— START OF Given data —

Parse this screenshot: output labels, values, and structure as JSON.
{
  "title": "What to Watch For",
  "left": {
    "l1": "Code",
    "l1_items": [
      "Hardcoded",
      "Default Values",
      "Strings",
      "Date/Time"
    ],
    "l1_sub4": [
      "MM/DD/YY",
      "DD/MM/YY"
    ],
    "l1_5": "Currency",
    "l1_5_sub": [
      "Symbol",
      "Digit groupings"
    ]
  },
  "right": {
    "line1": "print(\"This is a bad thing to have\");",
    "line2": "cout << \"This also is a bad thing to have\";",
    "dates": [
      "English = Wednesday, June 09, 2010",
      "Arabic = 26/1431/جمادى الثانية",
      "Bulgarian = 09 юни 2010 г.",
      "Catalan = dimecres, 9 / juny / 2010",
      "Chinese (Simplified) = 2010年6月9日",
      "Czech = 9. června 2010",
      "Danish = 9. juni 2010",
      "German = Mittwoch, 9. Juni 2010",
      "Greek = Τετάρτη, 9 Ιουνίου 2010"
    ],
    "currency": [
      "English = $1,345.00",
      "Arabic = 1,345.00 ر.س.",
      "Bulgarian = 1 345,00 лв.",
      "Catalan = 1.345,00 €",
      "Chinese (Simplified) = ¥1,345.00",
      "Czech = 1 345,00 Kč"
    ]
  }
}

— END OF Given data —

Each record above must be given again exactly.

* **Full solution**
Parse this screenshot: output labels, values, and structure as JSON.
{
  "title": "What to Watch For",
  "left": {
    "l1": "Code",
    "l1_items": [
      "Hardcoded",
      "Default Values",
      "Strings",
      "Date/Time"
    ],
    "l1_sub4": [
      "MM/DD/YY",
      "DD/MM/YY"
    ],
    "l1_5": "Currency",
    "l1_5_sub": [
      "Symbol",
      "Digit groupings"
    ]
  },
  "right": {
    "line1": "print(\"This is a bad thing to have\");",
    "line2": "cout << \"This also is a bad thing to have\";",
    "dates": [
      "English = Wednesday, June 09, 2010",
      "Arabic = 26/1431/جمادى الثانية",
      "Bulgarian = 09 юни 2010 г.",
      "Catalan = dimecres, 9 / juny / 2010",
      "Chinese (Simplified) = 2010年6月9日",
      "Czech = 9. června 2010",
      "Danish = 9. juni 2010",
      "German = Mittwoch, 9. Juni 2010",
      "Greek = Τετάρτη, 9 Ιουνίου 2010"
    ],
    "currency": [
      "English = $1,345.00",
      "Arabic = 1,345.00 ر.س.",
      "Bulgarian = 1 345,00 лв.",
      "Catalan = 1.345,00 €",
      "Chinese (Simplified) = ¥1,345.00",
      "Czech = 1 345,00 Kč"
    ]
  }
}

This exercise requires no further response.